▶ [Selected text]
/---

Studio album by Lynyrd Skynyrd
- Released: April 29, 1997
- Recorded: 1997
- Studio: Muscle Shoals Sound Studios, Muscle Shoals, Alabama
- Genre: Southern rock
- Length: 55:39
- Label: CMC International
- Producer: Josh Leo

Lynyrd Skynyrd chronology
| Endangered Species (1994) | Twenty (1997) | What's Your Name (1997) |

= Twenty (Lynyrd Skynyrd album) =

Twenty is the ninth studio album by American rock band Lynyrd Skynyrd, released in 1997. The title of the album refers to the fact that it had been twenty years since the plane crash which killed original lead singer Ronnie Van Zant, guitarist Steve Gaines, and backup singer Cassie Gaines.

\---

▶ [Recorded data]
/---

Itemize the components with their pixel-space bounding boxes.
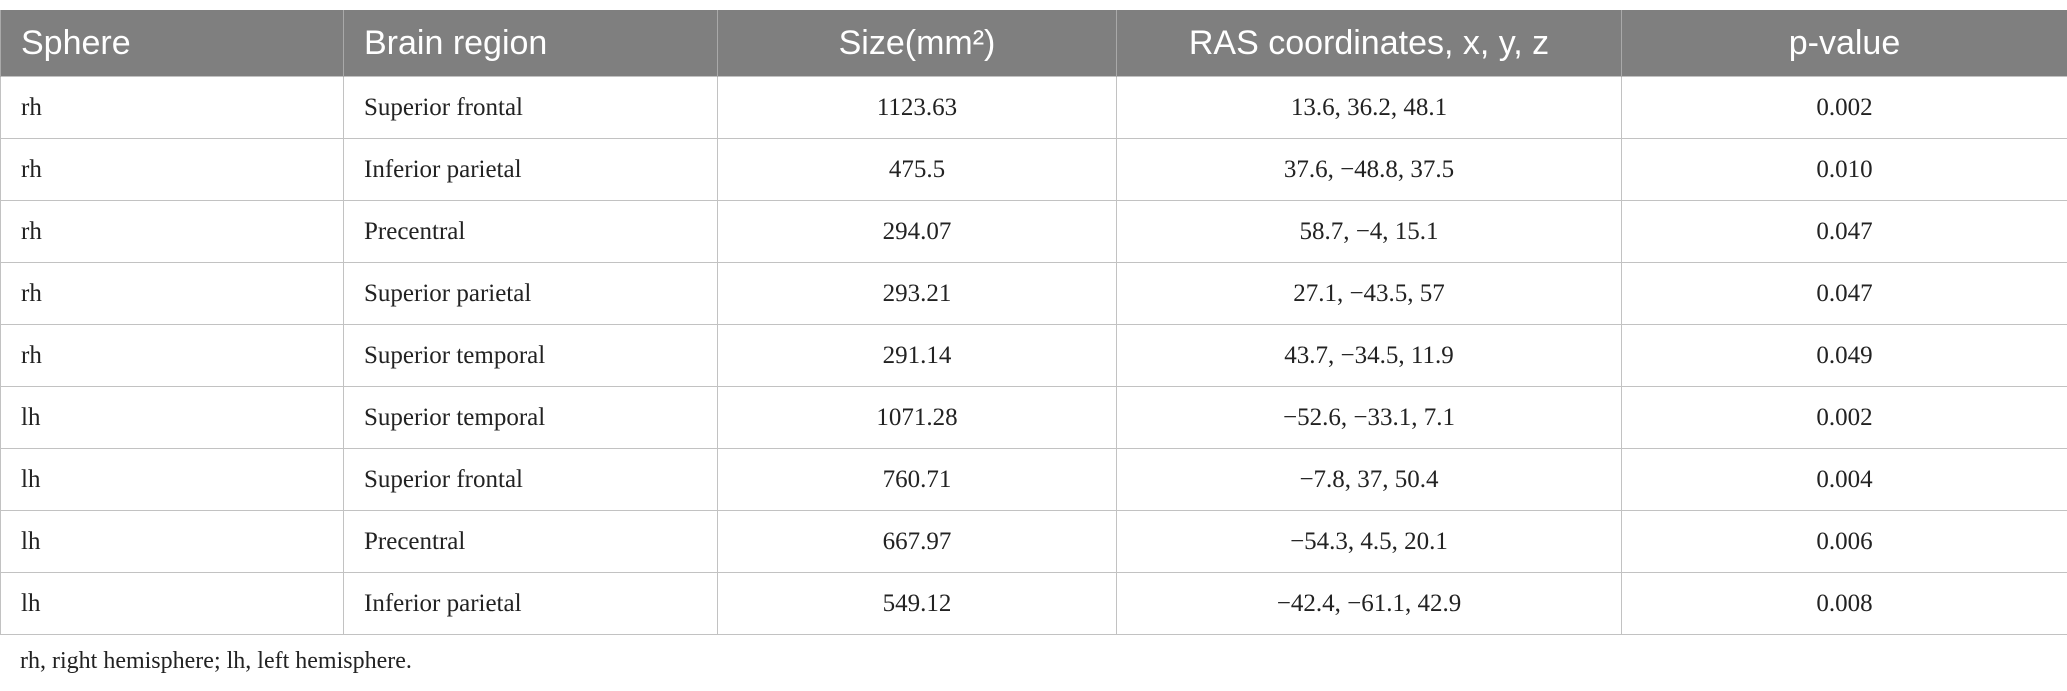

\---

▶ [Task set]
a: Do these statements agree with the text on the Lynyrd Skynyrd album Twenty? Answer yes or no for each, quoting the text's deciding words. (i) The album was made at Muscle Shoals Sound Studios in Alabama. (ii) Twenty is the band's eighth studio album. (iii) The album's title refers to the years since the plane crash that killed Ronnie Van Zant.
b: Carry on the text about the Lynyrd Skynyrd album Twenty from its last sentence.

▶ [Solved tasks]
a:
(i) Yes: "Studio: Muscle Shoals Sound Studios, Muscle Shoals, Alabama"
(ii) No: "Twenty is the ninth studio album"
(iii) Yes: "it had been twenty years since the plane crash which killed original lead singer Ronnie Van Zant"

b:
For this album the band brought in two Southern rock veterans, Rickey Medlocke, who had been a drummer for the band briefly before forming Blackfoot, and Hughie Thomasson of the Outlaws. The track "Travelin' Man" is the first studio recording of the song from the original band's 1976 live album One More from the Road. Making use of modern technology, the band was able to use original singer Ronnie Van Zant's vocal tracks on parts of the song, in order to create a duet between Johnny and Ronnie. The album cover is a fictional drawing of Monument Valley on the Navajo reservation.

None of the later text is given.